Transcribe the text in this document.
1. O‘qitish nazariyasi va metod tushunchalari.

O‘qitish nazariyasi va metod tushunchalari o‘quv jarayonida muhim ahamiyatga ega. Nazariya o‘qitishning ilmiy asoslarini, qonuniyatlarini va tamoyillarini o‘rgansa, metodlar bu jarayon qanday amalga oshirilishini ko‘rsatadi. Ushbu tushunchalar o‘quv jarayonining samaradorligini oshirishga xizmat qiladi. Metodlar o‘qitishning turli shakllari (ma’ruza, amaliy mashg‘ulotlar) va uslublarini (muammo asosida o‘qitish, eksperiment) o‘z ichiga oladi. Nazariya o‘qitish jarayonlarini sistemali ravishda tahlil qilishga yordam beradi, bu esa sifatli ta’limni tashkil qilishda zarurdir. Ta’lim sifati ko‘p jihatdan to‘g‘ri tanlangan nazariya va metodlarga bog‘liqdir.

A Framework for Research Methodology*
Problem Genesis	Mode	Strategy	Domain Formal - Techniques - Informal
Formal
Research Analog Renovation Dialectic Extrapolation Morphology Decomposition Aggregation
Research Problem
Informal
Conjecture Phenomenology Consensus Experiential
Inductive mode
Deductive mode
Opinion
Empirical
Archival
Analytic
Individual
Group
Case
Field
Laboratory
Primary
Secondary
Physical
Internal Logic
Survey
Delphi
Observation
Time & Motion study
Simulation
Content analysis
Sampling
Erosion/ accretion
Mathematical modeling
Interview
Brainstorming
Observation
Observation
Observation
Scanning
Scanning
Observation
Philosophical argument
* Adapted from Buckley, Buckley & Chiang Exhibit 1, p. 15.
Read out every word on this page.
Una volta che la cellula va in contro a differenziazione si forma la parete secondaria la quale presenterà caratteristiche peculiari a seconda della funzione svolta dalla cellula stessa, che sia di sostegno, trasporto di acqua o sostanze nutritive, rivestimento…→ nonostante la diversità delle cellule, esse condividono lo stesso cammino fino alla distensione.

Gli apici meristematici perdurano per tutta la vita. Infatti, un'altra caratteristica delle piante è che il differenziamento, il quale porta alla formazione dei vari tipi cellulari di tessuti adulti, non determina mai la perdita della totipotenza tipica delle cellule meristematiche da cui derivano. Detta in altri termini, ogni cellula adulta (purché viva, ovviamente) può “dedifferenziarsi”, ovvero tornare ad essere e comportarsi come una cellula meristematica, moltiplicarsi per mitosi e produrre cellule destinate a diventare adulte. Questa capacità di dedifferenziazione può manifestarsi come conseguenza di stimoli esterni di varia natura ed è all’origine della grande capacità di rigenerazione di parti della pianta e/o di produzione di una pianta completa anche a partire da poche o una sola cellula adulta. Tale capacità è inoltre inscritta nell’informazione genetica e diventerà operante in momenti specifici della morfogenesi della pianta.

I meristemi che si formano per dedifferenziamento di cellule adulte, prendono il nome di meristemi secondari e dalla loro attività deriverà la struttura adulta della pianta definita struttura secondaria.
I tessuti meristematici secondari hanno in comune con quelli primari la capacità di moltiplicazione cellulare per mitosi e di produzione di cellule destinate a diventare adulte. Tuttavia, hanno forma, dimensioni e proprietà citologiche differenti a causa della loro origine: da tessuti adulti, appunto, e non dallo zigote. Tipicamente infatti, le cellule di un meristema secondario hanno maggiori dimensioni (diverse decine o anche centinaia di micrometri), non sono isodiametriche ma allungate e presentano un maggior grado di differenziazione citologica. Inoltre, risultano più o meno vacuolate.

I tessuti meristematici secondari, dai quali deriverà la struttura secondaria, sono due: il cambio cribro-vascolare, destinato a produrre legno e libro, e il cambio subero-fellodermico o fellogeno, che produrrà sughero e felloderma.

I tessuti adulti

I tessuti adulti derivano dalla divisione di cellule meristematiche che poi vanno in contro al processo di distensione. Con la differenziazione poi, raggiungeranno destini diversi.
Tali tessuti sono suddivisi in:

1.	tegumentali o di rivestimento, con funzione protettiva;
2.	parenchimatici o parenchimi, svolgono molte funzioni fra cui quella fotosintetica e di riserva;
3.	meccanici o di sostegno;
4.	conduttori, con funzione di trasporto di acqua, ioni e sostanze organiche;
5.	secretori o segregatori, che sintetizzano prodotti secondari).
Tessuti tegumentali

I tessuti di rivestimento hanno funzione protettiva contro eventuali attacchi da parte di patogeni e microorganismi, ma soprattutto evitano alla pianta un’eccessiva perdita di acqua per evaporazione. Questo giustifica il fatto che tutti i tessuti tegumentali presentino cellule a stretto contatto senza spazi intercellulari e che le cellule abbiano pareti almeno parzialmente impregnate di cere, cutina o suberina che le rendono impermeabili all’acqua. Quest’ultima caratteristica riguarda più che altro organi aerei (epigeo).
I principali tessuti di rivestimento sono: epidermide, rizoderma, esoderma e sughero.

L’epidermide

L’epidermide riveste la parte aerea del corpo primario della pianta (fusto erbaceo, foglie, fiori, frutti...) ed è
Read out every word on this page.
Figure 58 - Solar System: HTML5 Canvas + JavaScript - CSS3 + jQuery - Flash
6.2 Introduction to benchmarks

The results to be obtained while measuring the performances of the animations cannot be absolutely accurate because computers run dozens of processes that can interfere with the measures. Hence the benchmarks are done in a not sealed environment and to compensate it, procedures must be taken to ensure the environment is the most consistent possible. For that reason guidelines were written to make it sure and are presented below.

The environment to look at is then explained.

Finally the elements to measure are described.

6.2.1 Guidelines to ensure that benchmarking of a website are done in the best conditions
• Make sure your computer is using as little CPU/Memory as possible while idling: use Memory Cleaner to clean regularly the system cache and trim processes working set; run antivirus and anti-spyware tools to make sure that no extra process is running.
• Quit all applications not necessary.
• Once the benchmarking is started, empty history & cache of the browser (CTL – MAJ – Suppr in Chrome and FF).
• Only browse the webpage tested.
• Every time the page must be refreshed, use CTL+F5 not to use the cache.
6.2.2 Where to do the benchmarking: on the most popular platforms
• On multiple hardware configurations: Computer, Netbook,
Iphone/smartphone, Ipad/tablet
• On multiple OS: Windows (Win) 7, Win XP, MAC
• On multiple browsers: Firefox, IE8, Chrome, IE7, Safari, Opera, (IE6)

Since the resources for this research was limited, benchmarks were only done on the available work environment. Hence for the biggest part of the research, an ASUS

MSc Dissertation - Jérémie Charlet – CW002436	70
━━━━━━━━━━━━━━━━━━━━━━━━━━━━━━
> THE TASK:
Look through the listing and extract every line with "cache" in it.

> ANSWER BOX:
• Make sure your computer is using as little CPU/Memory as possible while idling: use Memory Cleaner to clean regularly the system cache and trim processes working set; run antivirus and anti-spyware tools to make sure that no extra process is running.
• Once the benchmarking is started, empty history & cache of the browser (CTL – MAJ – Suppr in Chrome and FF).
• Every time the page must be refreshed, use CTL+F5 not to use the cache.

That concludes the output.